EXERCÍCIOS PROPOSTOS ▸
1) Com base no texto sobre a microbacia Quatro Bocas, responda:
(a) Qual classe de solo abrange 87% da área?
(b) De que ano é o mapa de uso atual das terras usado como plano de informação no SIG?
(c) Segundo Corrêa (1995), o que o homem não observa ao adaptar as terras para as explorações agrícolas?
2) Reescreva em forma de lista o parágrafo do texto sobre a microbacia Quatro Bocas que começa por "A exploração das terras e o crescimento econômico", mantendo seus fatos principais.

SEÇÃO DE TEXTO ▸

- - -

RESUMO - Este trabalho teve por objetivos fazer a caracterização fisiográfica da microbacia Quatro Bocas, quantificar por meio de Sistema de Informação Geográfica (SIG) as classes de ocupação do meio físico (área por classe de solo; área por classe de solo e de declividade; área por classe de solo, de declividade e de uso atual das terras) e, paralelamente, fazer considerações sobre o seu planejamento. Os planos de informações utilizados para entrada no SIG foram os mapas de solo, de declividade e de uso atual das terras (ano 1989). Os solos apresentam uma forte deficiência na fertilidade natural e o Podzólico Vermelho-Amarelo abrúptico plíntico abrange 87% da área, com 63% em relevo forte ondulado, o que favorece a erosão, impede a mecanização e exige cuidados especiais com relação ao uso e manejo. O Regossolo distrófico e o Aluvial distrófico ocupam 13% da área, com relevos suave ondulado e plano, favorecendo o uso de culturas anuais.

Termos para indexação: classes de solo, declividade, uso atual das terras.

CHARACTERIZATION OF THE PHYSICAL ENVIRONMENT IN THE QUATRO BOCAS WATERSHED IN ANGELIM, PE, AND ITS QUANTIFICATION BY A GEOGRAPHIC INFORMATION SYSTEM

ABSTRACT - The objectives of this paper were to characterize the physical environment of a watershed and to use a Geographic Information System (GIS) to evaluate: area by soil class; area by soil class and slope; area by soil class, slope and current land use. Additionally some considerations about the watershed planning are also made. The basic information layers used were: soils map, slope map and current land use map (year of 1989). The soils presented a high deficiency of natural fertility with the Red-Yellow Podzolic soil (Abruptic Plinthaqult) occupying 87% of the area, mostly in accentuated slopes favoring, therefore, the erosion process, posing difficulties to the mechanization and requiring special care regarding its use and management. The Dystrophic Regosol (Arenic Entisol) and the Dystrophic Alluvial (Fluvic Entisol) soils represent 13% of the area in a relief suitable to the establishment of annual crops.

Index terms: soil classes, slope, current land use.

INTRODUÇÃO

A exploração das terras e o crescimento econômico do meio rural de grande parte das regiões brasileiras têm sido constantemente prejudicados pela falta de um planejamento real, que tenha como base o conhecimento dos recursos naturais e agrossocioeconômicos disponíveis. A exploração desordenada das terras contribui para a degradação dos ecossistemas regionais com conseqüente deterioração do nível de vida da população rural e urbana. Segundo Corrêa (1995), lamentavelmente, o homem ao realizar a adaptação das terras para as explorações agrícolas, modifica as características dos solos e não observa os fatores limitantes, favorecendo a agressão das mais variadas formas, tornando-os degradados. Mais impressionante ainda é constatar que o agricultor que depende basicamente do solo agrícola para sobreviver concorra para facilitar a sua destruição.

- - -

LISTA DE ITENS ▸
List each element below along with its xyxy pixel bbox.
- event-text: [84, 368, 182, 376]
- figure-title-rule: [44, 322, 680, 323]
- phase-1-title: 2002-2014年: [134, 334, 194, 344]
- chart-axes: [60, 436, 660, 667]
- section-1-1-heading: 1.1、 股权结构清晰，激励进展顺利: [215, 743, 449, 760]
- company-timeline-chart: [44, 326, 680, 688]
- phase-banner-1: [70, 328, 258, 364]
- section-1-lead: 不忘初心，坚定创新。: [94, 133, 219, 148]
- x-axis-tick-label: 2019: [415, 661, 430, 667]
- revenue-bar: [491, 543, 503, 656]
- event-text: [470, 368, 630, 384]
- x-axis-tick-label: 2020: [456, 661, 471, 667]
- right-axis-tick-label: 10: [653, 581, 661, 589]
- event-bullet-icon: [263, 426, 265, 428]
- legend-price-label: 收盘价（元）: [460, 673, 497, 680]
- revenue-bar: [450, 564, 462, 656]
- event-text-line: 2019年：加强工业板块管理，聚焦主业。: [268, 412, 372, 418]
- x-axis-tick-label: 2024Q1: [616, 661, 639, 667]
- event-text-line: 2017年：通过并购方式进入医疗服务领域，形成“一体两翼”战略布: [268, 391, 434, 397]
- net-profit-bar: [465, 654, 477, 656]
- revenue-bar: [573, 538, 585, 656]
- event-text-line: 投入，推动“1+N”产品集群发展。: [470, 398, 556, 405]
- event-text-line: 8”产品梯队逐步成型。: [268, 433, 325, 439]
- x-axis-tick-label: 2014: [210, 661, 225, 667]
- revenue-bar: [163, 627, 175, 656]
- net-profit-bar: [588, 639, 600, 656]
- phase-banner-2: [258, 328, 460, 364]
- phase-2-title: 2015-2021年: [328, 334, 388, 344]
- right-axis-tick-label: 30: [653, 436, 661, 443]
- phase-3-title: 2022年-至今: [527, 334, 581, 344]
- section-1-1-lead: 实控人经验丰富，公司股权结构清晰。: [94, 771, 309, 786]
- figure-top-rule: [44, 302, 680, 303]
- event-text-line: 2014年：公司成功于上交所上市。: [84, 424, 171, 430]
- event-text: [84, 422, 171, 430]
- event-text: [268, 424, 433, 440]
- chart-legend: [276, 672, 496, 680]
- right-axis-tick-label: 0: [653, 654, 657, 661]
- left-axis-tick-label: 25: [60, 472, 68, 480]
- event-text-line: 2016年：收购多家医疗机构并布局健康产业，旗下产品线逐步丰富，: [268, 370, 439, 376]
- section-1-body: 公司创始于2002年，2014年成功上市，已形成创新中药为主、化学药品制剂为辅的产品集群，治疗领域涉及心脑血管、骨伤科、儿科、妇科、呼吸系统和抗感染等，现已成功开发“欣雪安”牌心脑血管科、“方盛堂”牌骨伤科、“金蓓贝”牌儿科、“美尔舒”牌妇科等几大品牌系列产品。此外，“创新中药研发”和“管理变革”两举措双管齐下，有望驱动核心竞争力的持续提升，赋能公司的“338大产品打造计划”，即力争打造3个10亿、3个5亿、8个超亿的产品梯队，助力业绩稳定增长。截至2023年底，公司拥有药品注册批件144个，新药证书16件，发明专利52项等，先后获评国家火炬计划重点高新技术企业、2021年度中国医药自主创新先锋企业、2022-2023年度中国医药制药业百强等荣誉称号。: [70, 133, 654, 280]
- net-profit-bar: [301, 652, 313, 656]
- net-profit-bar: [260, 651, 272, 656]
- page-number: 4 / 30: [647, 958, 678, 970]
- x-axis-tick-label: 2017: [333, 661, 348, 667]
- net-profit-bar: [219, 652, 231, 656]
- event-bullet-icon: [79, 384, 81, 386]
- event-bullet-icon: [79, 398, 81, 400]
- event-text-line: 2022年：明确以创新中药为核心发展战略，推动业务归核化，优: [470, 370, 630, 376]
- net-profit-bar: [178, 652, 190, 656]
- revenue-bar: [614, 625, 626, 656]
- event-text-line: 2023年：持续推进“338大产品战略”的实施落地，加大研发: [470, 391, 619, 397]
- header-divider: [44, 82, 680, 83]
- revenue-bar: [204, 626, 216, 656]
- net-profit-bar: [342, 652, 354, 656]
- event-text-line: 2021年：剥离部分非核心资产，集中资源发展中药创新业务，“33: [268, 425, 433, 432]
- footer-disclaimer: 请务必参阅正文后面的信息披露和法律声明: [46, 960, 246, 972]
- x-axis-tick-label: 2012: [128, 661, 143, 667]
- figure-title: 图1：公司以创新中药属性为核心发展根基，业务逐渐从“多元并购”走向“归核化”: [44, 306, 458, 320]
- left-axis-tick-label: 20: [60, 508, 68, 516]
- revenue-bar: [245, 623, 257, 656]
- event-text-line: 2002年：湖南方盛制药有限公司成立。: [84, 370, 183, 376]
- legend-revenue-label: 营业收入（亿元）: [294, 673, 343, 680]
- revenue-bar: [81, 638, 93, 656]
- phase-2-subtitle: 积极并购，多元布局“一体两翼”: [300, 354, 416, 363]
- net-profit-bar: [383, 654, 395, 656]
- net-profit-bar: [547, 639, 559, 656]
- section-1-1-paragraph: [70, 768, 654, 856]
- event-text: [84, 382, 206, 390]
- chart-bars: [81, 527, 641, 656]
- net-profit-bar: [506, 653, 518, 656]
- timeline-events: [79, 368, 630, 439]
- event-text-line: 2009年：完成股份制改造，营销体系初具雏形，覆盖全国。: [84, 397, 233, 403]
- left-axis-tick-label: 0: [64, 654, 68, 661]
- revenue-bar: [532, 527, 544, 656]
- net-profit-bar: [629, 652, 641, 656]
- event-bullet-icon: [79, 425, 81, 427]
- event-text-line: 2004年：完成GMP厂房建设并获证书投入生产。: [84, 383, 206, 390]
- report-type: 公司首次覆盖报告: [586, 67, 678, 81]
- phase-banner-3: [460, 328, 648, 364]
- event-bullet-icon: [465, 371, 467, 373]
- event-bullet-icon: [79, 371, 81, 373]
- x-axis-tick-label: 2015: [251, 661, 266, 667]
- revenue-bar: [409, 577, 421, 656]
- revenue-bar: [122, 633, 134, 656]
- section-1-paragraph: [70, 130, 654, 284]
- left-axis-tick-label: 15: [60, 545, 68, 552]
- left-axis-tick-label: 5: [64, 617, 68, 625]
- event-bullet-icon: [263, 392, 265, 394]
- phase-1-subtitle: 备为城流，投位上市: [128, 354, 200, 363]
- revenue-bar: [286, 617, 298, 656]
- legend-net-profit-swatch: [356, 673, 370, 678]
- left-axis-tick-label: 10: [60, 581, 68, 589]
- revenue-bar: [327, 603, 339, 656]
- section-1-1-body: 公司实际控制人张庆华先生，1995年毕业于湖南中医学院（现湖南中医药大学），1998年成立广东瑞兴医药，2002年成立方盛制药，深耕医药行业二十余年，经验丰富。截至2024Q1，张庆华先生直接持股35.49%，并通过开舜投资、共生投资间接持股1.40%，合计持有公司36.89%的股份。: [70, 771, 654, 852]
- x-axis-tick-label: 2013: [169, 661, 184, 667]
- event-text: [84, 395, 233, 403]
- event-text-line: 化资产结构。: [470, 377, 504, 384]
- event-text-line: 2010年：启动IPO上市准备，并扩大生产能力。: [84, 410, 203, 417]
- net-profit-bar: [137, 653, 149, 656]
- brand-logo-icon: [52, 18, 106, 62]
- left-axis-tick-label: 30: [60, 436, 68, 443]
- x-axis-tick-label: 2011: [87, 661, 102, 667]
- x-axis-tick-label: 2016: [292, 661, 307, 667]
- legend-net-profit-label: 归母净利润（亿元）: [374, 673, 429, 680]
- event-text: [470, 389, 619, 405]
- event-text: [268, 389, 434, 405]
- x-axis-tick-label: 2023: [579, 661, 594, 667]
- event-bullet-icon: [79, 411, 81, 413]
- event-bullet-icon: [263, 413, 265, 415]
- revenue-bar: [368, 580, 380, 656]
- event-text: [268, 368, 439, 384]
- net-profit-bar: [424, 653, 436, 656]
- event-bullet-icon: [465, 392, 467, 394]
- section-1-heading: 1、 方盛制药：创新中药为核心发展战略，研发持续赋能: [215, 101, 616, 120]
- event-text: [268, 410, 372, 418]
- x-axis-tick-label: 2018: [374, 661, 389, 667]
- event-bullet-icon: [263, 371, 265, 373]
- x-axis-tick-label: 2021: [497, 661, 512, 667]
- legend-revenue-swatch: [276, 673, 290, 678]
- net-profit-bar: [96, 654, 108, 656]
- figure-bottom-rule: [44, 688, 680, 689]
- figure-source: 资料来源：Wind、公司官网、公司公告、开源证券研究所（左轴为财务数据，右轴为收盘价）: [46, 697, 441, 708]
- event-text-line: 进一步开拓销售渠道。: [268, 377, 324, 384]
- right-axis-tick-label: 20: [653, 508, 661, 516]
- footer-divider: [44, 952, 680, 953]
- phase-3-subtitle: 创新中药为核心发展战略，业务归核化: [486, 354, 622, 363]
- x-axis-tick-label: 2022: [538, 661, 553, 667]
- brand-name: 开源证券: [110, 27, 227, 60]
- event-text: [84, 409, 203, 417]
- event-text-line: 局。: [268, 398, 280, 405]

- - -

RESPOSTAS POR TAREFA ▸
1)
(a) O Podzólico Vermelho-Amarelo abrúptico plíntico.
(b) 1989.
(c) Os fatores limitantes.

2)
- A exploração das terras e o crescimento econômico rural de grande parte das regiões brasileiras são prejudicados pela falta de um planejamento real, baseado no conhecimento dos recursos naturais e agrossocioeconômicos disponíveis.
- A exploração desordenada das terras contribui para a degradação dos ecossistemas regionais e para a deterioração do nível de vida das populações rural e urbana.
- Segundo Corrêa (1995), o homem, ao adaptar as terras para explorações agrícolas, modifica as características dos solos sem observar os fatores limitantes, o que os torna degradados.
- O próprio agricultor, que depende do solo agrícola para sobreviver, contribui para a destruição desse solo.